Each record below should appear again exactly as written.

[Collection entries]
----
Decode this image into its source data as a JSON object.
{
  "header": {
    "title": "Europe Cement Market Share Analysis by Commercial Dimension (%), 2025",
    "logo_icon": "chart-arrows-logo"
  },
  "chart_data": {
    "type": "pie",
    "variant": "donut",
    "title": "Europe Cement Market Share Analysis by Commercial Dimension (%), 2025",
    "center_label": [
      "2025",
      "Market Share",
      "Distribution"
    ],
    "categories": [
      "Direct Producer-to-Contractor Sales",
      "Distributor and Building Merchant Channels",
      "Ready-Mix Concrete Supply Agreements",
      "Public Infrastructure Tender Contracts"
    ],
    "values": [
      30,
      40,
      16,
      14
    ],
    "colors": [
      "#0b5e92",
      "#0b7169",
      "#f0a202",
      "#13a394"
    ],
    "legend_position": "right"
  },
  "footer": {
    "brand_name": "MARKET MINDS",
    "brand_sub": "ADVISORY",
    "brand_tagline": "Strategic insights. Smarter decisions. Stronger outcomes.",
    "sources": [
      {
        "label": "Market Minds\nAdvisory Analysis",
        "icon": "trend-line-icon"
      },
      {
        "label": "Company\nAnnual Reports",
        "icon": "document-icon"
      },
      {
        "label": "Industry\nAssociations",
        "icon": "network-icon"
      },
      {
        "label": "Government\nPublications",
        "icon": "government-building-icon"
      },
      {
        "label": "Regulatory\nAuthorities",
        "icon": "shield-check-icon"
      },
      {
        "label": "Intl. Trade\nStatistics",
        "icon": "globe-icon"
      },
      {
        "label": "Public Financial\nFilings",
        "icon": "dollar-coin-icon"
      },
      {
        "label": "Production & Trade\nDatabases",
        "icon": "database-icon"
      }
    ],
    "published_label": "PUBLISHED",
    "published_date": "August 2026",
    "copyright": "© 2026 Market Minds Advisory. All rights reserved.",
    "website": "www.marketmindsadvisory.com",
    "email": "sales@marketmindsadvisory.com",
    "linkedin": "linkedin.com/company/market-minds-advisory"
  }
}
----
• _RESULT_
Decode this image into its source data as a JSON object.
{
  "header": {
    "title": "Europe Cement Market Share Analysis by Commercial Dimension (%), 2025",
    "logo_icon": "chart-arrows-logo"
  },
  "chart_data": {
    "type": "pie",
    "variant": "donut",
    "title": "Europe Cement Market Share Analysis by Commercial Dimension (%), 2025",
    "center_label": [
      "2025",
      "Market Share",
      "Distribution"
    ],
    "categories": [
      "Direct Producer-to-Contractor Sales",
      "Distributor and Building Merchant Channels",
      "Ready-Mix Concrete Supply Agreements",
      "Public Infrastructure Tender Contracts"
    ],
    "values": [
      30,
      40,
      16,
      14
    ],
    "colors": [
      "#0b5e92",
      "#0b7169",
      "#f0a202",
      "#13a394"
    ],
    "legend_position": "right"
  },
  "footer": {
    "brand_name": "MARKET MINDS",
    "brand_sub": "ADVISORY",
    "brand_tagline": "Strategic insights. Smarter decisions. Stronger outcomes.",
    "sources": [
      {
        "label": "Market Minds\nAdvisory Analysis",
        "icon": "trend-line-icon"
      },
      {
        "label": "Company\nAnnual Reports",
        "icon": "document-icon"
      },
      {
        "label": "Industry\nAssociations",
        "icon": "network-icon"
      },
      {
        "label": "Government\nPublications",
        "icon": "government-building-icon"
      },
      {
        "label": "Regulatory\nAuthorities",
        "icon": "shield-check-icon"
      },
      {
        "label": "Intl. Trade\nStatistics",
        "icon": "globe-icon"
      },
      {
        "label": "Public Financial\nFilings",
        "icon": "dollar-coin-icon"
      },
      {
        "label": "Production & Trade\nDatabases",
        "icon": "database-icon"
      }
    ],
    "published_label": "PUBLISHED",
    "published_date": "August 2026",
    "copyright": "© 2026 Market Minds Advisory. All rights reserved.",
    "website": "www.marketmindsadvisory.com",
    "email": "sales@marketmindsadvisory.com",
    "linkedin": "linkedin.com/company/market-minds-advisory"
  }
}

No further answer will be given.